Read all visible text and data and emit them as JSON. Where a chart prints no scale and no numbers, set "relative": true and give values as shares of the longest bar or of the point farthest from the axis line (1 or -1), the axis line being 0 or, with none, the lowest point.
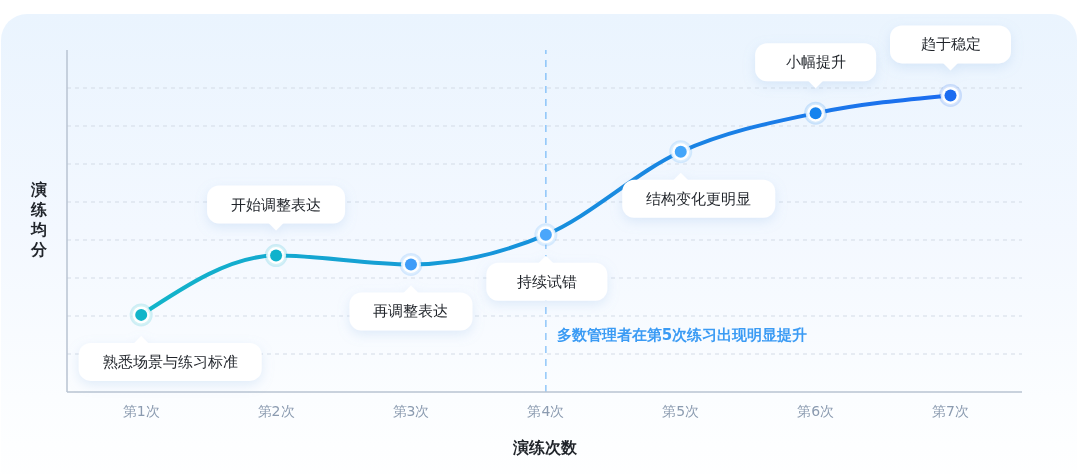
{
  "chart_data": {
    "type": "line",
    "xlabel": "演练次数",
    "ylabel": "演练均分",
    "relative": true,
    "categories": [
      "第1次",
      "第2次",
      "第3次",
      "第4次",
      "第5次",
      "第6次",
      "第7次"
    ],
    "values": [
      0.26,
      0.46,
      0.43,
      0.53,
      0.81,
      0.94,
      1
    ],
    "colors": [
      "#12b5c9",
      "#0fb2cc",
      "#3d9cf8",
      "#4aa6fb",
      "#44a6fa",
      "#1583ee",
      "#1c6cf0"
    ],
    "marker": "circle",
    "line_style": "solid",
    "grid": "y",
    "annotations": [
      {
        "text": "熟悉场景与练习标准",
        "x": "第1次",
        "y": 0.26
      },
      {
        "text": "开始调整表达",
        "x": "第2次",
        "y": 0.46
      },
      {
        "text": "再调整表达",
        "x": "第3次",
        "y": 0.43
      },
      {
        "text": "持续试错",
        "x": "第4次",
        "y": 0.53
      },
      {
        "text": "结构变化更明显",
        "x": "第5次",
        "y": 0.81
      },
      {
        "text": "小幅提升",
        "x": "第6次",
        "y": 0.94
      },
      {
        "text": "趋于稳定",
        "x": "第7次",
        "y": 1
      }
    ],
    "ref_lines": [
      {
        "axis": "x",
        "value": "第4次",
        "label": "多数管理者在第5次练习出现明显提升",
        "color": "#3b9bf4",
        "line_style": "dashed"
      }
    ]
  }
}
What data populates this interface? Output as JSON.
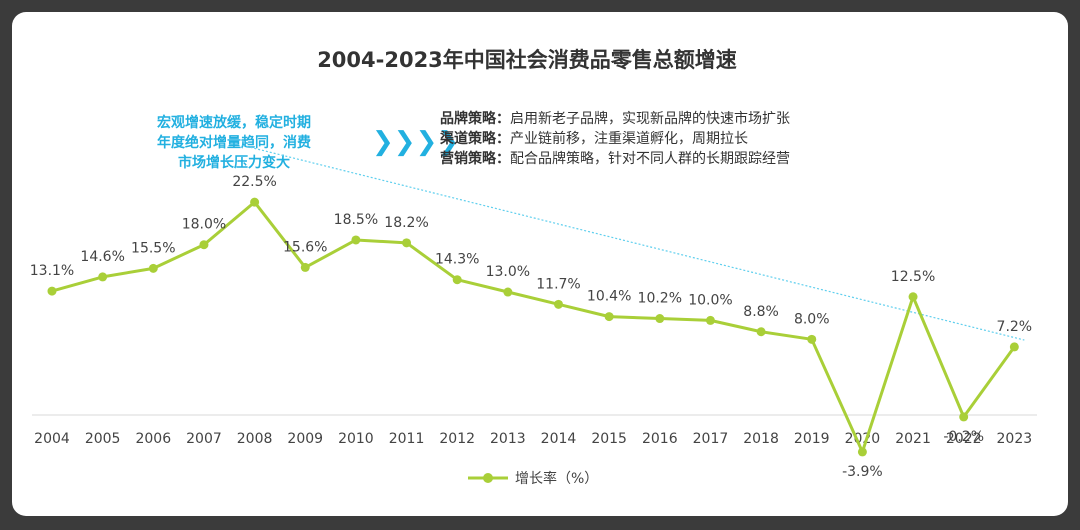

==*==

Objective
Without the images, write out each line of the data verbatim.

The response
Read all visible text and data and emit them as JSON. Where a chart prints no scale and no numbers, set "relative": true and give values as shares of the longest bar or of the point farthest from the axis line (1 or -1), the axis line being 0 or, with none, the lowest point.
{
  "chart_data": {
    "type": "line",
    "xlabel": "演练次数",
    "ylabel": "演练均分",
    "relative": true,
    "categories": [
      "第1次",
      "第2次",
      "第3次",
      "第4次",
      "第5次",
      "第6次",
      "第7次"
    ],
    "values": [
      0.26,
      0.46,
      0.43,
      0.53,
      0.81,
      0.94,
      1
    ],
    "colors": [
      "#12b5c9",
      "#0fb2cc",
      "#3d9cf8",
      "#4aa6fb",
      "#44a6fa",
      "#1583ee",
      "#1c6cf0"
    ],
    "marker": "circle",
    "line_style": "solid",
    "grid": "y",
    "annotations": [
      {
        "text": "熟悉场景与练习标准",
        "x": "第1次",
        "y": 0.26
      },
      {
        "text": "开始调整表达",
        "x": "第2次",
        "y": 0.46
      },
      {
        "text": "再调整表达",
        "x": "第3次",
        "y": 0.43
      },
      {
        "text": "持续试错",
        "x": "第4次",
        "y": 0.53
      },
      {
        "text": "结构变化更明显",
        "x": "第5次",
        "y": 0.81
      },
      {
        "text": "小幅提升",
        "x": "第6次",
        "y": 0.94
      },
      {
        "text": "趋于稳定",
        "x": "第7次",
        "y": 1
      }
    ],
    "ref_lines": [
      {
        "axis": "x",
        "value": "第4次",
        "label": "多数管理者在第5次练习出现明显提升",
        "color": "#3b9bf4",
        "line_style": "dashed"
      }
    ]
  }
}
What data populates this interface? Output as JSON.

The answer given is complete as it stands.